Collection entries
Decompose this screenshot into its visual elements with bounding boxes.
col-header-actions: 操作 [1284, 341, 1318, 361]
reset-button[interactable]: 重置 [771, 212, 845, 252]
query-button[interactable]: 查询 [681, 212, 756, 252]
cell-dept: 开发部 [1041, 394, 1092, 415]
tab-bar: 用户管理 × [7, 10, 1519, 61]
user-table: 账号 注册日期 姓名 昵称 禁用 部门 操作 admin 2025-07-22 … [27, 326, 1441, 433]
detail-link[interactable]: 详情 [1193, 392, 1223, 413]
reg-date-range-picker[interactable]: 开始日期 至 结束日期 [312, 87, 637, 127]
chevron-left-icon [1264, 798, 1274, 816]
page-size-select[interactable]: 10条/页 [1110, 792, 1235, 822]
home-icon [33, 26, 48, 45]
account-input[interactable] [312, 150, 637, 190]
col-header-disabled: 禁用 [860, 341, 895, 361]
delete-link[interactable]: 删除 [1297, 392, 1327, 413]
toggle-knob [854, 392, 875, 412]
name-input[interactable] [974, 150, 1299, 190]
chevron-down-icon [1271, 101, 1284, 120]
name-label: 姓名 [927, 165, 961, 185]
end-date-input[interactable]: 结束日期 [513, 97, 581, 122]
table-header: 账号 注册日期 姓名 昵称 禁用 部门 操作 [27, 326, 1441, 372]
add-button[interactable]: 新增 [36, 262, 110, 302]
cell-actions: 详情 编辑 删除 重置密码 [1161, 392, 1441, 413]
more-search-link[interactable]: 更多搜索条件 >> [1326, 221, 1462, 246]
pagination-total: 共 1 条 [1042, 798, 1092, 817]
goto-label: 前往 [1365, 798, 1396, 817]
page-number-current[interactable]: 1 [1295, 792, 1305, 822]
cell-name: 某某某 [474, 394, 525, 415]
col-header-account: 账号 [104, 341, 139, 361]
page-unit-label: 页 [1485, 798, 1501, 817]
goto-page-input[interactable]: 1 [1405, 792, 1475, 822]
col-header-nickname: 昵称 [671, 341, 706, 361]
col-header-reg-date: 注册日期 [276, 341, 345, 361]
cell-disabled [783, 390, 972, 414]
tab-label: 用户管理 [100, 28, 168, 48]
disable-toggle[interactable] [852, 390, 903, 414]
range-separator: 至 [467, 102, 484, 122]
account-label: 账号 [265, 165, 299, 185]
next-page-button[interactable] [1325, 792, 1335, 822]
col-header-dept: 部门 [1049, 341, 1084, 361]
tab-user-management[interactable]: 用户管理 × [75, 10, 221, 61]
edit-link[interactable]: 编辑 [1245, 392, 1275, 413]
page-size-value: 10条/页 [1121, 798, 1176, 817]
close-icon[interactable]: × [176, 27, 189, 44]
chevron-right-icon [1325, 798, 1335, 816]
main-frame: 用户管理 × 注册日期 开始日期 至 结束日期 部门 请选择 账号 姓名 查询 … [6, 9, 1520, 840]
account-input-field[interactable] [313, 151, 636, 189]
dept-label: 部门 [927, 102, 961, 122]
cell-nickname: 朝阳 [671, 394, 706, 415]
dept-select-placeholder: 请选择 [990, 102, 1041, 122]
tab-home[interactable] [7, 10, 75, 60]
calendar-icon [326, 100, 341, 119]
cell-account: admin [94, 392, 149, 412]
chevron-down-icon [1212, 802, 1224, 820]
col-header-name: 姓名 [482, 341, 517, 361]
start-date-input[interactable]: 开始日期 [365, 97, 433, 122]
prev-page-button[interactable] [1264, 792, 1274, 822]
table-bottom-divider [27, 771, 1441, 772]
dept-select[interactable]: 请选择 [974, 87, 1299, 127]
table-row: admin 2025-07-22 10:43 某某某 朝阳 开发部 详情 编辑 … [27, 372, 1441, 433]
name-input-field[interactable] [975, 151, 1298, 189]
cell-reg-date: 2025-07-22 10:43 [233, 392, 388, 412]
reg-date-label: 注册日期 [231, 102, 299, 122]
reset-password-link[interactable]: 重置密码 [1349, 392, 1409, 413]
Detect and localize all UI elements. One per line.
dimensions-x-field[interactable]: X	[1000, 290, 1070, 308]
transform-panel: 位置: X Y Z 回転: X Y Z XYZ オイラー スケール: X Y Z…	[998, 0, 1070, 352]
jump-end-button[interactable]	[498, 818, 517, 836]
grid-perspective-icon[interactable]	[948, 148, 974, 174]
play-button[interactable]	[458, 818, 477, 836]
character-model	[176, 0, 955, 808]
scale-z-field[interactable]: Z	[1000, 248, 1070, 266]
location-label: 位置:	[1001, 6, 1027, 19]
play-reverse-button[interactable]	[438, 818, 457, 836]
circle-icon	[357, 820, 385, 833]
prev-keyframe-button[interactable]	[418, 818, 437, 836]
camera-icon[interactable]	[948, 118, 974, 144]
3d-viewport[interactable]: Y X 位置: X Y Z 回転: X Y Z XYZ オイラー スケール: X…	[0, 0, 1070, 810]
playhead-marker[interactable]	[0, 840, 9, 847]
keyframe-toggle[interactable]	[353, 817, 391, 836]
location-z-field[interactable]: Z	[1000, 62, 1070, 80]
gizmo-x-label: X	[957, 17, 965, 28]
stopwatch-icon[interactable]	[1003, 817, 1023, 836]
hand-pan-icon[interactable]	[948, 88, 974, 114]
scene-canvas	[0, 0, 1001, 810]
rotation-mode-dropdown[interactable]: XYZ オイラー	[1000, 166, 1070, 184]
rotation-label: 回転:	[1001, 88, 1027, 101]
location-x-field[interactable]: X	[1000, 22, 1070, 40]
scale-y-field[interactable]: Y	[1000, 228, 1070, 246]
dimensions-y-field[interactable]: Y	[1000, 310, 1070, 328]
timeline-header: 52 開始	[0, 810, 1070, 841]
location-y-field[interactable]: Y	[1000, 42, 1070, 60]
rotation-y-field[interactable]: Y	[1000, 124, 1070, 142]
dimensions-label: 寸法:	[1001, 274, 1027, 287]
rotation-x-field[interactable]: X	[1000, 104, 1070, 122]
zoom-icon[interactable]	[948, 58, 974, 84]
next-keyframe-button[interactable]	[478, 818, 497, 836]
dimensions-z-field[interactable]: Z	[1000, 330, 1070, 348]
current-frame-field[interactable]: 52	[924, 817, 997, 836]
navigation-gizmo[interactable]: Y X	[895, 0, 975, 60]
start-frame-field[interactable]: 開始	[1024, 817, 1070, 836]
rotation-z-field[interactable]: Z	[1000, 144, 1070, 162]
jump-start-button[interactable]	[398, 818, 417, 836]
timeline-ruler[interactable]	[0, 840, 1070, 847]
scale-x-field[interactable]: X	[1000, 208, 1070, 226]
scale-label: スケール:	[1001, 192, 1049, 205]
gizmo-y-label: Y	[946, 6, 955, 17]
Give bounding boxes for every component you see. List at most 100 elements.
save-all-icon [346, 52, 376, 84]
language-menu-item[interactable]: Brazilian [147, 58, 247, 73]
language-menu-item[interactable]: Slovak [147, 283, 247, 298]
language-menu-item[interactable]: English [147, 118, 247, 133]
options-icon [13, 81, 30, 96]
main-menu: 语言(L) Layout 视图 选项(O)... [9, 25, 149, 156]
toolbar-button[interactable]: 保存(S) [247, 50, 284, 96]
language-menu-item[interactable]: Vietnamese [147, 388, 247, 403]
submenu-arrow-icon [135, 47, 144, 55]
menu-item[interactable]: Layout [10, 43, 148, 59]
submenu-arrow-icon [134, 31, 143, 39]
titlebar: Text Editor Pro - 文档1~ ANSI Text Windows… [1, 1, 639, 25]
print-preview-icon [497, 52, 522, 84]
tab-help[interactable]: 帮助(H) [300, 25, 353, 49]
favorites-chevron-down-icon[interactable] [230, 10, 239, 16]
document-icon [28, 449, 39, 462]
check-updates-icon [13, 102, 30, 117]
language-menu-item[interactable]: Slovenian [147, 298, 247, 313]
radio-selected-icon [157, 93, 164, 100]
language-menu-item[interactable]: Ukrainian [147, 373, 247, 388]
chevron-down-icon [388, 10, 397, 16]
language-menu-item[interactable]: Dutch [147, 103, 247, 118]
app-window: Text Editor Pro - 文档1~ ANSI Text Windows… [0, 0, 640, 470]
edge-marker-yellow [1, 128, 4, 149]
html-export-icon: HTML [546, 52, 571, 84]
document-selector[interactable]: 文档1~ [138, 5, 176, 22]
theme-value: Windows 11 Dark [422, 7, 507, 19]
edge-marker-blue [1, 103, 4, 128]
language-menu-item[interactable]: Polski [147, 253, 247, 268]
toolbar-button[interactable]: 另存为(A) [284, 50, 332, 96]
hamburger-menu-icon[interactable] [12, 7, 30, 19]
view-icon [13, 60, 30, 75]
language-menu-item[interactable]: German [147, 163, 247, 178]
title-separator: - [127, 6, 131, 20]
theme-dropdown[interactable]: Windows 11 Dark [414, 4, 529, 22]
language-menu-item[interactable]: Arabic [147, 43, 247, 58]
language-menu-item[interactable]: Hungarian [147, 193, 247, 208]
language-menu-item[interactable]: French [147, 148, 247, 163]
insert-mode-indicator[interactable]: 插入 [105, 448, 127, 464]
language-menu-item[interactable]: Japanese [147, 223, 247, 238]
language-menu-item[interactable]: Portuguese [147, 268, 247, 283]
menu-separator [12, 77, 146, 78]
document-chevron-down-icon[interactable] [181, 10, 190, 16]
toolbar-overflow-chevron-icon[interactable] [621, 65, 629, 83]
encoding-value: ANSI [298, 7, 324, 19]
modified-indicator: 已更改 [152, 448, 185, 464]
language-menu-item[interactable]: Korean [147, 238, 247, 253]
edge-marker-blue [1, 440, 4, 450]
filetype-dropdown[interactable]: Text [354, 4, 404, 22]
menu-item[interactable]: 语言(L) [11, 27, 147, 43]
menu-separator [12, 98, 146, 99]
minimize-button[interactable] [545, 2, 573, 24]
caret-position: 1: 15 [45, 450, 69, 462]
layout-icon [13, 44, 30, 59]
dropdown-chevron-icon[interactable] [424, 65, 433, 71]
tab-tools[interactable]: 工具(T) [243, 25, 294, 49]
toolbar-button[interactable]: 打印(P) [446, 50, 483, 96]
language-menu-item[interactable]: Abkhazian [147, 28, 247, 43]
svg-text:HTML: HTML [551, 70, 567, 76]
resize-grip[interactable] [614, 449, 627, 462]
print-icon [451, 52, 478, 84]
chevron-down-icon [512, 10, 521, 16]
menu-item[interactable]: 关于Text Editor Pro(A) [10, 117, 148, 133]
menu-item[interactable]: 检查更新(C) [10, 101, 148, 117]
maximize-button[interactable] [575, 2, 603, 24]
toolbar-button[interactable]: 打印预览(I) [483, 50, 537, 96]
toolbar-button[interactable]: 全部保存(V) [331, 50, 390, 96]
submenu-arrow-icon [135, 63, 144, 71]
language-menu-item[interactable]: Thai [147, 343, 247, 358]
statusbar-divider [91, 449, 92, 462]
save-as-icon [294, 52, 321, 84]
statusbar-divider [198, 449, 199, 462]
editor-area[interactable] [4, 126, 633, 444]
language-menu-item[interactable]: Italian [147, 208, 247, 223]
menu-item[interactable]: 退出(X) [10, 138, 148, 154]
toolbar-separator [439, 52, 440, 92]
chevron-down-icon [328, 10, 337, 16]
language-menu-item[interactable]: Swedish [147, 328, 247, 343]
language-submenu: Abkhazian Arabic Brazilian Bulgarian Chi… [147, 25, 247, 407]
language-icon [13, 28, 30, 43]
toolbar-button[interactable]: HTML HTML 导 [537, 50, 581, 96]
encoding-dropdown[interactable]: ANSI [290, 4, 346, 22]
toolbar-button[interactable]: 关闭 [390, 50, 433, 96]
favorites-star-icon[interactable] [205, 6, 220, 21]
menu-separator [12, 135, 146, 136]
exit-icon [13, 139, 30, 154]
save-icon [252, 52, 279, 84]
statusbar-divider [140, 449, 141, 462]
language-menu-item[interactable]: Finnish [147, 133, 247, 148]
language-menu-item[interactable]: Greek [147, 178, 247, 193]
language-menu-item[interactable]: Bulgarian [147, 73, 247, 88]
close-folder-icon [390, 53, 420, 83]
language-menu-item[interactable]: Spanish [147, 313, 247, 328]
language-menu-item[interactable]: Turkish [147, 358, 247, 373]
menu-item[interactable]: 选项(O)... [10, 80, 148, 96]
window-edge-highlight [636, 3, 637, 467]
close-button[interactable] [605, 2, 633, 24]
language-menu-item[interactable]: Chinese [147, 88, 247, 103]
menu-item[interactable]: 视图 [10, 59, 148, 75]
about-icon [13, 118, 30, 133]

REQUIREMENTS »
Copy the data word for word, starting with its very first line and going on through the line that contains "tab-bar: 用户管理 × [7, 10, 1519, 61]", with both of those lines included.

TASK SOLUTION »
Decompose this screenshot into its visual elements with bounding boxes.
col-header-actions: 操作 [1284, 341, 1318, 361]
reset-button[interactable]: 重置 [771, 212, 845, 252]
query-button[interactable]: 查询 [681, 212, 756, 252]
cell-dept: 开发部 [1041, 394, 1092, 415]
tab-bar: 用户管理 × [7, 10, 1519, 61]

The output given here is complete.